## PAGE TEXT
In late May we took a little time out of our busy schedules to visit some of the most important people that make The Husk Mill a reality for all of us to enjoy. Few people realise that in addition to drinking not only a delicious and guilt-free beverage, our teas are grown and blended right here in Australia.

Our visit started with a trip to Cairns. We picked up our hire car and made a quick stop off at Rusty's Markets for some fresh local pineapple, rambutans, lychees and dragonfruit prior to our journey south. We were off to Mission Beach to meet the owners of Charley’s chocolate factory Chris Jahnke and his wife Lynn, who were waiting  take us on a sensory journey of all things chocolate on their farm.

Cacao production is still in its infancy in Australia, and currently focuses on small scale on-farm production of cacao to be used by boutique Australian chocolatiers in the creation of mostly single origin Australian chocolate. It is typically grown within 15 degrees of the equator. Cacao production on a world scale is declining, and Chris Jahnke as well as other small farmers in the Far North Queensland area saw the opportunity to begin growing and making premium ‘cacao tree to bar’ chocolate.

When we arrived at Chris’ farm he firstly showed us the trees bearing fruit. At about only a few meters tall, these trees produce beautiful coloured cacao pods in shades of yellow, green, blue, and reds all attached to the trunk of the tree. Tiny flower buds that will eventually become pods sprout along branches, and are protected by the shade of the leaves.

Chris shared some facts about his plantation as he showed us around. He currently has about 6000 trees that are producing fruit with another 8000 young plants in the nursery. He anticipates the farm will eventually be home to 30,000 trees.  It takes about 18 months for one of his trees to bear fruit, and he grows mostly Trinitario hybrid varieties of cacao.

In 35 degree heat (it was cool that day according to Chris) talked through the process he uses on his farm. After harvesting, the pods are cut open. Inside each pod is a fleshy white pulp containing cacao beans. The pulp and beans are scooped out and placed into a large wooden container, where they are kept covered by hessian to ferment for about a week. Upon touch, the beans and warm and smell sweet and yeasty. After fermentation, the beans need to dry. They are laid out in the sun to dry in a single layer and must fully dry to avoid mould growing. Correct fermentation is critical to developing the flavour of the cacao. The beans are then gently roasted.

After roasting, it is time to crack and winnow the beans. Each bean has a thin outer husk which needs to be removed in order for the cacao to continue to the grinding phase, where it can then go on to become chocolate. The beans and placed into a machine called a cracker. They are cracked open to separate the husks from the nibs (a process known as winnowing). Being a small scale farm, only a few beans can go into the cracker at one time. This is the point where Chris collects the husks, and packages them carefully to be shipped down to us in Sydney.

After our visit to Charley’s chocolate tour, we headed to Mission Beach to spend the afternoon chilling in the sun and eating locally caught Balmain bugs, mud crab and prawns before heading home to Sydney the next day.

## RECORDED INFORMATION
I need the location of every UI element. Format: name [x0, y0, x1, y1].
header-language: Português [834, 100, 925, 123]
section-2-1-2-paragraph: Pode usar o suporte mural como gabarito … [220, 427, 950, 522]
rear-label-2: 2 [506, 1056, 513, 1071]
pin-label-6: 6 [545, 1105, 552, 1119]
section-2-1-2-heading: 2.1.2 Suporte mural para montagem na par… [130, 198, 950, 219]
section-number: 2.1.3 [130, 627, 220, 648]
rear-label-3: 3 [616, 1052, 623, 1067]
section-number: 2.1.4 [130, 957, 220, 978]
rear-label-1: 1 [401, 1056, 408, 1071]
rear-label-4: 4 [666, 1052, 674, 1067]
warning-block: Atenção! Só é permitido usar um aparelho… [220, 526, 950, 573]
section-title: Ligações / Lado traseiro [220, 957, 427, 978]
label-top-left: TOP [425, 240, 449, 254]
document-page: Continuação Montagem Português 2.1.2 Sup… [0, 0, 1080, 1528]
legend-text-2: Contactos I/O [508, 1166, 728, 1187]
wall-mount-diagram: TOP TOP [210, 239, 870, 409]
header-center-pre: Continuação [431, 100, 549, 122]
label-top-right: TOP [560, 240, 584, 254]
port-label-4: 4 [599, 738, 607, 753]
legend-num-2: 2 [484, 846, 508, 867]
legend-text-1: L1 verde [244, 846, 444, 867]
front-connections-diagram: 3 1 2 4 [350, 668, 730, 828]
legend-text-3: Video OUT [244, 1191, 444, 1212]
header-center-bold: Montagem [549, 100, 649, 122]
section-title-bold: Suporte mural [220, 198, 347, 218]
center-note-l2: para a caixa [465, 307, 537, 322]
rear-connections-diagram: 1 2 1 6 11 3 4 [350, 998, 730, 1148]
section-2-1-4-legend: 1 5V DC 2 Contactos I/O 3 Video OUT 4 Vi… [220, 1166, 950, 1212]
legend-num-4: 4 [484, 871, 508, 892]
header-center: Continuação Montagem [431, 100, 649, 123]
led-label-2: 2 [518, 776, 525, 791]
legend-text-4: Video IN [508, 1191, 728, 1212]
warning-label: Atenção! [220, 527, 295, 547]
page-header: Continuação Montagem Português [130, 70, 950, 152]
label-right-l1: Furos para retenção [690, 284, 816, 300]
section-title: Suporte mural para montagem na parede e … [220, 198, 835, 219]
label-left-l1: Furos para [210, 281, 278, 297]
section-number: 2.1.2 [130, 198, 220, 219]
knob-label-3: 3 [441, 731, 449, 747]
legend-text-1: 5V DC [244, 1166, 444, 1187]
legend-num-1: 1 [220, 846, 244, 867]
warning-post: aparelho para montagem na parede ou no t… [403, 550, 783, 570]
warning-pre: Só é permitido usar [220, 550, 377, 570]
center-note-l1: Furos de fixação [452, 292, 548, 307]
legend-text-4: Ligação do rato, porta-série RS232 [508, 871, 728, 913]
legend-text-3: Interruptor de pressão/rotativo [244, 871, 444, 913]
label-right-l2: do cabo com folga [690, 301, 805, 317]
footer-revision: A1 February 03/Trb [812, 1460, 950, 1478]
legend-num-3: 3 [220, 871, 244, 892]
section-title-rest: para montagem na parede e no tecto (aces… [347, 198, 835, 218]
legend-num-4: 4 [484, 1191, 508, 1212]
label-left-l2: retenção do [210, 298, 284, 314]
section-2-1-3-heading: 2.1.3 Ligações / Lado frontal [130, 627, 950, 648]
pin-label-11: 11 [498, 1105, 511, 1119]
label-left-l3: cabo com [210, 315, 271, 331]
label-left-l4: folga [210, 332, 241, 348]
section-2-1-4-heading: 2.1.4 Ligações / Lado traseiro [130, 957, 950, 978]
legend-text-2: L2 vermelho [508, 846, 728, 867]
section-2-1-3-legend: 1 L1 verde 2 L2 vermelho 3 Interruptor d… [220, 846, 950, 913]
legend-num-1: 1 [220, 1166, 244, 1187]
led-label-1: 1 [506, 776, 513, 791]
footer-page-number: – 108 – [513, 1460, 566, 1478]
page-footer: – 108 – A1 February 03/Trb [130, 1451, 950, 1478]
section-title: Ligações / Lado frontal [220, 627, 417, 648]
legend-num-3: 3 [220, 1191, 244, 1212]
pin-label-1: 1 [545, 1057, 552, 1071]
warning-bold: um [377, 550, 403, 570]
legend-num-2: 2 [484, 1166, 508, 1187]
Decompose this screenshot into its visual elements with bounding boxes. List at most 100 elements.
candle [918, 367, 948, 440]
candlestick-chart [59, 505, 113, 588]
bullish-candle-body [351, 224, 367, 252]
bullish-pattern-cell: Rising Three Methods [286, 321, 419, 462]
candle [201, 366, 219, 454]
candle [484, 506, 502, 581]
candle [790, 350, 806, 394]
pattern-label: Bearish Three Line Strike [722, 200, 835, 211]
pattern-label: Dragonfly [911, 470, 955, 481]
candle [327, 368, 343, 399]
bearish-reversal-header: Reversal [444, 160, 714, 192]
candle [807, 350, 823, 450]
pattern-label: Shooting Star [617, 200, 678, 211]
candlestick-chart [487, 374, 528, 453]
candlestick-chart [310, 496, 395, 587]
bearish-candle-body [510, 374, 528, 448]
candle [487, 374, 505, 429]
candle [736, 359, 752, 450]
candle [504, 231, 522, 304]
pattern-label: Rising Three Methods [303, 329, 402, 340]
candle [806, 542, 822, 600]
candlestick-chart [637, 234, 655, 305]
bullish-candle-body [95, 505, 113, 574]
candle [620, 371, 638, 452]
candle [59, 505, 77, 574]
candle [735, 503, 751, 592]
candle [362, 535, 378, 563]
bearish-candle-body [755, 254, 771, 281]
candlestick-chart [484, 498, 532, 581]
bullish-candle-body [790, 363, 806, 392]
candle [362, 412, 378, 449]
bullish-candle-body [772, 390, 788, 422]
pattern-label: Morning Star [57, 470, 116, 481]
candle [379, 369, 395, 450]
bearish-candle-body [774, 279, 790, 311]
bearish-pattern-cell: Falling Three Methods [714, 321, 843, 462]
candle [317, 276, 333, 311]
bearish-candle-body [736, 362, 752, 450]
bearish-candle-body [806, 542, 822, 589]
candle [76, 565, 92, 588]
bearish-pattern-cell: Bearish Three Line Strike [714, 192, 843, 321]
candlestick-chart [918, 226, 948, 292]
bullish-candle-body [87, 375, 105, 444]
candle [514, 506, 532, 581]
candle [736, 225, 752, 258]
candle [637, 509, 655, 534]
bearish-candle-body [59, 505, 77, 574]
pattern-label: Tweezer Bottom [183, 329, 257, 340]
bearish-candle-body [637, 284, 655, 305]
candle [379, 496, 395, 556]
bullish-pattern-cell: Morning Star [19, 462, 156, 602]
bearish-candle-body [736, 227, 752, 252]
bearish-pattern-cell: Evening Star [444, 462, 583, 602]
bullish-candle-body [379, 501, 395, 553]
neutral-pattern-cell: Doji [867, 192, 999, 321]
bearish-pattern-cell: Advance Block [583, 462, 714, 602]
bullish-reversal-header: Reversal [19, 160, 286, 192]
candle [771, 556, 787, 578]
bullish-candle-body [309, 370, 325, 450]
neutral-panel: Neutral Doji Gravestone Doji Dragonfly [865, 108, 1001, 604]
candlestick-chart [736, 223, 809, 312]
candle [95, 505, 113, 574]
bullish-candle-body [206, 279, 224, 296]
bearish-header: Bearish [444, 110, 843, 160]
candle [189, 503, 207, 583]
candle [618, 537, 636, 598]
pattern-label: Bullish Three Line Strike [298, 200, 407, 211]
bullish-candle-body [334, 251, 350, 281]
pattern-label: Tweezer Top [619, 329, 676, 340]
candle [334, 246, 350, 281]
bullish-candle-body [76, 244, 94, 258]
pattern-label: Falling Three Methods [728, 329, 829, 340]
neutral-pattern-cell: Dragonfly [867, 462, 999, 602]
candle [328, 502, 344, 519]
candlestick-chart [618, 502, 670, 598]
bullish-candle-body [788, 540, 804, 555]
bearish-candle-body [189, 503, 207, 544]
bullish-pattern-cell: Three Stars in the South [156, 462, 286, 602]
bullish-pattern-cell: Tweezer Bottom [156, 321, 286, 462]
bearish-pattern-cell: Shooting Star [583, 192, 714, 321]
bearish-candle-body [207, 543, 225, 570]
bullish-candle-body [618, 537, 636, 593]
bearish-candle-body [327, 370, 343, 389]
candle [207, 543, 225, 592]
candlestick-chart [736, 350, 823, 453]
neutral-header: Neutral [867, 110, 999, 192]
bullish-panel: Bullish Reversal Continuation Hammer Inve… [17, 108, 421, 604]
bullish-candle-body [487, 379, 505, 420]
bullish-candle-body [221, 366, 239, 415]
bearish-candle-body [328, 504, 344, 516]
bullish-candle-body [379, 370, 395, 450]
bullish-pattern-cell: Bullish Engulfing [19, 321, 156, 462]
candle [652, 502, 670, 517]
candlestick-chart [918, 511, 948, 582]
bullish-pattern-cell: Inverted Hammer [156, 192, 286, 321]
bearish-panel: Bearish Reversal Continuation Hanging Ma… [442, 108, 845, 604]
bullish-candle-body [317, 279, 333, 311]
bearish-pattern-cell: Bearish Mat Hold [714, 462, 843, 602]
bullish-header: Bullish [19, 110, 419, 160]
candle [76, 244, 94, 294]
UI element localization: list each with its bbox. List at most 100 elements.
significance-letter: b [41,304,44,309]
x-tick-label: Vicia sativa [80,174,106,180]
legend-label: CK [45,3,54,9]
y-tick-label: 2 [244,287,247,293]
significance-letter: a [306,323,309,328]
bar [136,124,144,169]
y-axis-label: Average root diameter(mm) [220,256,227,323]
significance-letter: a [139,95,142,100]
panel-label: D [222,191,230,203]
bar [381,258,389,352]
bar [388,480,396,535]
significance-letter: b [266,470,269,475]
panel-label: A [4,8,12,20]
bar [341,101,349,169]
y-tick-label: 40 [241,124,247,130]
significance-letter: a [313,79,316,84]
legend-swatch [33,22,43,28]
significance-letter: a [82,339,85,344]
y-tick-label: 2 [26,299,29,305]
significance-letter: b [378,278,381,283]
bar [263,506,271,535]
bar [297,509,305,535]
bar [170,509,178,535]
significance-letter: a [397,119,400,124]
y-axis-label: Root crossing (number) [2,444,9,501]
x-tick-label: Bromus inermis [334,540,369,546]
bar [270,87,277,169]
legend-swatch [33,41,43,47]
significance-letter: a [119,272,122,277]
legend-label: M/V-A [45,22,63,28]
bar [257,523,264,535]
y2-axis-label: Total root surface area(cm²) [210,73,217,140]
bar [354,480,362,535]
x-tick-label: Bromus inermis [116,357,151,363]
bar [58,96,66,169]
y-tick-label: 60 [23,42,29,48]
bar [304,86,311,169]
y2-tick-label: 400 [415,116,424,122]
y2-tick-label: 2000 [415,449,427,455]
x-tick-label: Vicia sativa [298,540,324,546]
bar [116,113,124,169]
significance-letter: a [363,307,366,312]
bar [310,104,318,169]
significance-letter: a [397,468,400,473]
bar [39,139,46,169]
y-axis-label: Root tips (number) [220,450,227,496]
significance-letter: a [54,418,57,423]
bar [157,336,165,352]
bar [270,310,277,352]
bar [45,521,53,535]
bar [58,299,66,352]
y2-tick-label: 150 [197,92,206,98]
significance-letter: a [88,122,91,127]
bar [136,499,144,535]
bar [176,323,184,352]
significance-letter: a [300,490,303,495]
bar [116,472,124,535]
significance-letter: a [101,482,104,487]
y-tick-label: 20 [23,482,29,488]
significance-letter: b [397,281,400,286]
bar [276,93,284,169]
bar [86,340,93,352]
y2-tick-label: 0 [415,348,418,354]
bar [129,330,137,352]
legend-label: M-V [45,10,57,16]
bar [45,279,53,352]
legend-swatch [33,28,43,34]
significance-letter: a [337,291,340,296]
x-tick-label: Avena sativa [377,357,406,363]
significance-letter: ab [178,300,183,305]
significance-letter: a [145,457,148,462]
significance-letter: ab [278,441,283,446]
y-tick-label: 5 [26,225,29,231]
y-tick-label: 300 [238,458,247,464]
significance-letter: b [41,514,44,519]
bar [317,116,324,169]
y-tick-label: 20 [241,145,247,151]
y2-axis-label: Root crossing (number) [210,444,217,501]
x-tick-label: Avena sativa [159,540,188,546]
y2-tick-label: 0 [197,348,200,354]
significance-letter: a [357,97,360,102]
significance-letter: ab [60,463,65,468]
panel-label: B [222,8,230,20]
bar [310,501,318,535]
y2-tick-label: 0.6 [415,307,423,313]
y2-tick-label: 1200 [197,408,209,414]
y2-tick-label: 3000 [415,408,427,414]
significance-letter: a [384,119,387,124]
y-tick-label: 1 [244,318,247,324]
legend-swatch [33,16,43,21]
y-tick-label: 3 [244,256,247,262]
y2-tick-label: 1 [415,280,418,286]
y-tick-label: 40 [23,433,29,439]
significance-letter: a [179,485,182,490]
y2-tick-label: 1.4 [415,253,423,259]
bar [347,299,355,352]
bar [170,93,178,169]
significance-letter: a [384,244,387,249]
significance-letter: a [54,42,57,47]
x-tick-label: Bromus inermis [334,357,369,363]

## WORK REQUIRED
According to the cacao farm text, how long does it take one of Chris's trees to bear fruit? The entries are not needed for the task on the cacao farm text.

## RESPONSE FOR THIS EXERCISE
About 18 months.